> **WHAT IS BEING ASKED**:
Locate the word "label" in the material, then show every line that holds it.
=====
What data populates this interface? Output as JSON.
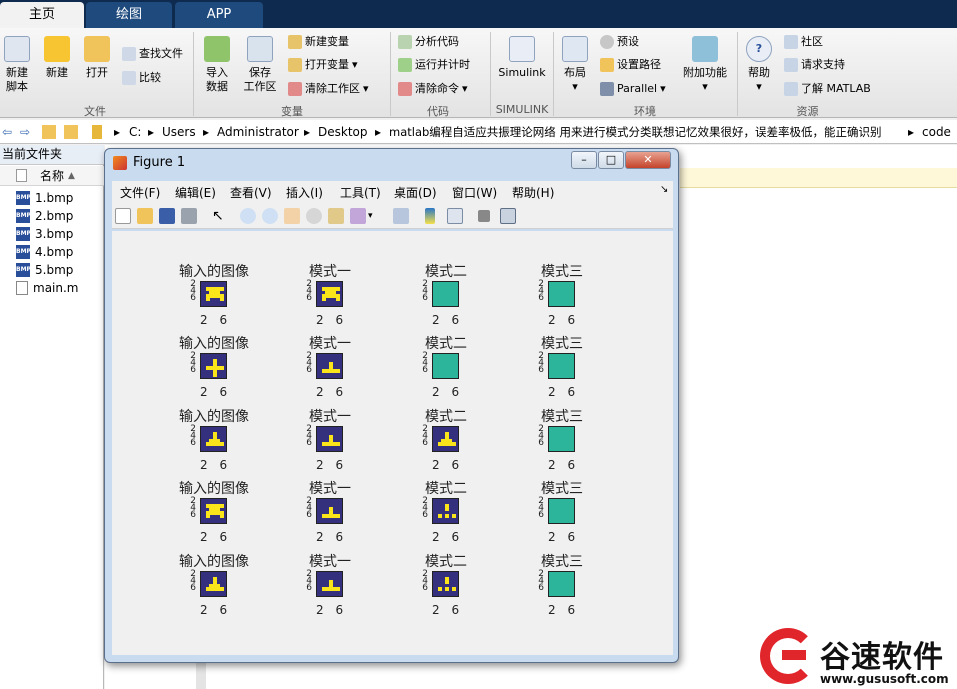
{
  "tabs": [
    "主页",
    "绘图",
    "APP"
  ],
  "ribbon": {
    "file_group": {
      "label": "文件",
      "new_script": "新建\n脚本",
      "new": "新建",
      "open": "打开",
      "find_files": "查找文件",
      "compare": "比较"
    },
    "variable_group": {
      "label": "变量",
      "import": "导入\n数据",
      "save_ws": "保存\n工作区",
      "new_var": "新建变量",
      "open_var": "打开变量",
      "clear_ws": "清除工作区"
    },
    "code_group": {
      "label": "代码",
      "analyze": "分析代码",
      "run_time": "运行并计时",
      "clear_cmd": "清除命令"
    },
    "simulink_group": {
      "label": "SIMULINK",
      "simulink": "Simulink"
    },
    "env_group": {
      "label": "环境",
      "layout": "布局",
      "prefs": "预设",
      "set_path": "设置路径",
      "parallel": "Parallel",
      "addons": "附加功能"
    },
    "resources_group": {
      "label": "资源",
      "help": "帮助",
      "community": "社区",
      "support": "请求支持",
      "learn": "了解 MATLAB"
    }
  },
  "address": [
    "C:",
    "Users",
    "Administrator",
    "Desktop",
    "matlab编程自适应共振理论网络 用来进行模式分类联想记忆效果很好，误差率极低，能正确识别",
    "code"
  ],
  "left_panel": {
    "title": "当前文件夹",
    "col_name": "名称",
    "files": [
      "1.bmp",
      "2.bmp",
      "3.bmp",
      "4.bmp",
      "5.bmp",
      "main.m"
    ]
  },
  "figure": {
    "title": "Figure 1",
    "menus": [
      "文件(F)",
      "编辑(E)",
      "查看(V)",
      "插入(I)",
      "工具(T)",
      "桌面(D)",
      "窗口(W)",
      "帮助(H)"
    ],
    "col_titles": [
      "输入的图像",
      "模式一",
      "模式二",
      "模式三"
    ],
    "yticks": [
      "2",
      "4",
      "6"
    ],
    "xticks": "2 6",
    "pattern_grid": [
      [
        "A",
        "A",
        "T",
        "T"
      ],
      [
        "P",
        "B",
        "T",
        "T"
      ],
      [
        "C",
        "B",
        "C",
        "T"
      ],
      [
        "A",
        "B",
        "D",
        "T"
      ],
      [
        "C",
        "B",
        "D",
        "T"
      ]
    ],
    "pattern_legend": {
      "A": "alien shape",
      "B": "small T",
      "C": "filled T",
      "D": "dotted T",
      "P": "plus",
      "T": "blank (teal)"
    }
  },
  "watermark": {
    "brand": "谷速软件",
    "url": "www.gususoft.com"
  },
  "colors": {
    "navy": "#35307e",
    "yellow": "#f9e51a",
    "teal": "#2db59b",
    "tab_dark": "#0f2a4f"
  }
}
=====
> **EXERCISE ANSWER**:
      "label": "文件",
      "label": "变量",
      "label": "代码",
      "label": "SIMULINK",
      "label": "环境",
      "label": "资源",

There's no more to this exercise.